[BEGIN MATERIAL FOR THE TASK]

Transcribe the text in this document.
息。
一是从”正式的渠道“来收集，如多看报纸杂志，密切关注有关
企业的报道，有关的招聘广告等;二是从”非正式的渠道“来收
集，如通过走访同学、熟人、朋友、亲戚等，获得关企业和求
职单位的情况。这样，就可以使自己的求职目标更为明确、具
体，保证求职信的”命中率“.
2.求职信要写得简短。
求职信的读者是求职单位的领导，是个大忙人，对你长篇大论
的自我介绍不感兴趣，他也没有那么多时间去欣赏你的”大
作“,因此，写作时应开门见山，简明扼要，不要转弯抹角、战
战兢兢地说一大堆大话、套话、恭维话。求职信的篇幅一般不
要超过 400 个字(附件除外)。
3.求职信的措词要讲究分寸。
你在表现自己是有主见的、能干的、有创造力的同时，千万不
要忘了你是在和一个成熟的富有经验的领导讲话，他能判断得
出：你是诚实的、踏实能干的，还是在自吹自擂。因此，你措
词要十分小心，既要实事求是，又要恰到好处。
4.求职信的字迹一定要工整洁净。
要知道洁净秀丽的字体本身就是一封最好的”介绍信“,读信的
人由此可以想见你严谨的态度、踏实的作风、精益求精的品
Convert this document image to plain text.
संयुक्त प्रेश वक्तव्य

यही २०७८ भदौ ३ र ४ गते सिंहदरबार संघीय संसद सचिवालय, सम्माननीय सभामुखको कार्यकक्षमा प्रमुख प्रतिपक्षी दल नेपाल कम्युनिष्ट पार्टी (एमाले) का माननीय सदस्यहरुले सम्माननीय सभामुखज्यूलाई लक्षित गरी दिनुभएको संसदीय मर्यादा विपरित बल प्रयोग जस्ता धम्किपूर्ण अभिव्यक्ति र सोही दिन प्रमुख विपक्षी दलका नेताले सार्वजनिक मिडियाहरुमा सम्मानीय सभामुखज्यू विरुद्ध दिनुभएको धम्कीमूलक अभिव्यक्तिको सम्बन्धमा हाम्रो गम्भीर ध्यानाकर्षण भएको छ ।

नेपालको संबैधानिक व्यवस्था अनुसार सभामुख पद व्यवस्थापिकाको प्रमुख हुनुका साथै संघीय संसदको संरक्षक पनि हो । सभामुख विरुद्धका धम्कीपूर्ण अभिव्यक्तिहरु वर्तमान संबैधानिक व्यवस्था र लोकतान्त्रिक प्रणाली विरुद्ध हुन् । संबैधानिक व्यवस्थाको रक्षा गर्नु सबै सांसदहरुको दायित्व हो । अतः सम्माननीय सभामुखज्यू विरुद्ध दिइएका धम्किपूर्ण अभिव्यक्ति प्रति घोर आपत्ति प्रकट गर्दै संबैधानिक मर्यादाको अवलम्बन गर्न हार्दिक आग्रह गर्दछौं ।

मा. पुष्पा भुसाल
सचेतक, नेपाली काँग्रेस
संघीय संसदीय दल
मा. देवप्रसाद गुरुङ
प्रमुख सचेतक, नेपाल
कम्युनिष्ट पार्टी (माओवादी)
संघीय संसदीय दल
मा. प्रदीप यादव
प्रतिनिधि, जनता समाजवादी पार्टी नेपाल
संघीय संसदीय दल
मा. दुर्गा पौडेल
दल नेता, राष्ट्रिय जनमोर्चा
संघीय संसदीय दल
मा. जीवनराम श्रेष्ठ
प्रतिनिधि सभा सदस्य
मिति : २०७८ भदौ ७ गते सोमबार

[END MATERIAL FOR THE TASK]

DIRECTION:
Repeat all the entries word for word.

TASK ANSWER:
Transcribe the text in this document.
息。
一是从”正式的渠道“来收集，如多看报纸杂志，密切关注有关
企业的报道，有关的招聘广告等;二是从”非正式的渠道“来收
集，如通过走访同学、熟人、朋友、亲戚等，获得关企业和求
职单位的情况。这样，就可以使自己的求职目标更为明确、具
体，保证求职信的”命中率“.
2.求职信要写得简短。
求职信的读者是求职单位的领导，是个大忙人，对你长篇大论
的自我介绍不感兴趣，他也没有那么多时间去欣赏你的”大
作“,因此，写作时应开门见山，简明扼要，不要转弯抹角、战
战兢兢地说一大堆大话、套话、恭维话。求职信的篇幅一般不
要超过 400 个字(附件除外)。
3.求职信的措词要讲究分寸。
你在表现自己是有主见的、能干的、有创造力的同时，千万不
要忘了你是在和一个成熟的富有经验的领导讲话，他能判断得
出：你是诚实的、踏实能干的，还是在自吹自擂。因此，你措
词要十分小心，既要实事求是，又要恰到好处。
4.求职信的字迹一定要工整洁净。
要知道洁净秀丽的字体本身就是一封最好的”介绍信“,读信的
人由此可以想见你严谨的态度、踏实的作风、精益求精的品
Convert this document image to plain text.
संयुक्त प्रेश वक्तव्य

यही २०७८ भदौ ३ र ४ गते सिंहदरबार संघीय संसद सचिवालय, सम्माननीय सभामुखको कार्यकक्षमा प्रमुख प्रतिपक्षी दल नेपाल कम्युनिष्ट पार्टी (एमाले) का माननीय सदस्यहरुले सम्माननीय सभामुखज्यूलाई लक्षित गरी दिनुभएको संसदीय मर्यादा विपरित बल प्रयोग जस्ता धम्किपूर्ण अभिव्यक्ति र सोही दिन प्रमुख विपक्षी दलका नेताले सार्वजनिक मिडियाहरुमा सम्मानीय सभामुखज्यू विरुद्ध दिनुभएको धम्कीमूलक अभिव्यक्तिको सम्बन्धमा हाम्रो गम्भीर ध्यानाकर्षण भएको छ ।

नेपालको संबैधानिक व्यवस्था अनुसार सभामुख पद व्यवस्थापिकाको प्रमुख हुनुका साथै संघीय संसदको संरक्षक पनि हो । सभामुख विरुद्धका धम्कीपूर्ण अभिव्यक्तिहरु वर्तमान संबैधानिक व्यवस्था र लोकतान्त्रिक प्रणाली विरुद्ध हुन् । संबैधानिक व्यवस्थाको रक्षा गर्नु सबै सांसदहरुको दायित्व हो । अतः सम्माननीय सभामुखज्यू विरुद्ध दिइएका धम्किपूर्ण अभिव्यक्ति प्रति घोर आपत्ति प्रकट गर्दै संबैधानिक मर्यादाको अवलम्बन गर्न हार्दिक आग्रह गर्दछौं ।

मा. पुष्पा भुसाल
सचेतक, नेपाली काँग्रेस
संघीय संसदीय दल
मा. देवप्रसाद गुरुङ
प्रमुख सचेतक, नेपाल
कम्युनिष्ट पार्टी (माओवादी)
संघीय संसदीय दल
मा. प्रदीप यादव
प्रतिनिधि, जनता समाजवादी पार्टी नेपाल
संघीय संसदीय दल
मा. दुर्गा पौडेल
दल नेता, राष्ट्रिय जनमोर्चा
संघीय संसदीय दल
मा. जीवनराम श्रेष्ठ
प्रतिनिधि सभा सदस्य
मिति : २०७८ भदौ ७ गते सोमबार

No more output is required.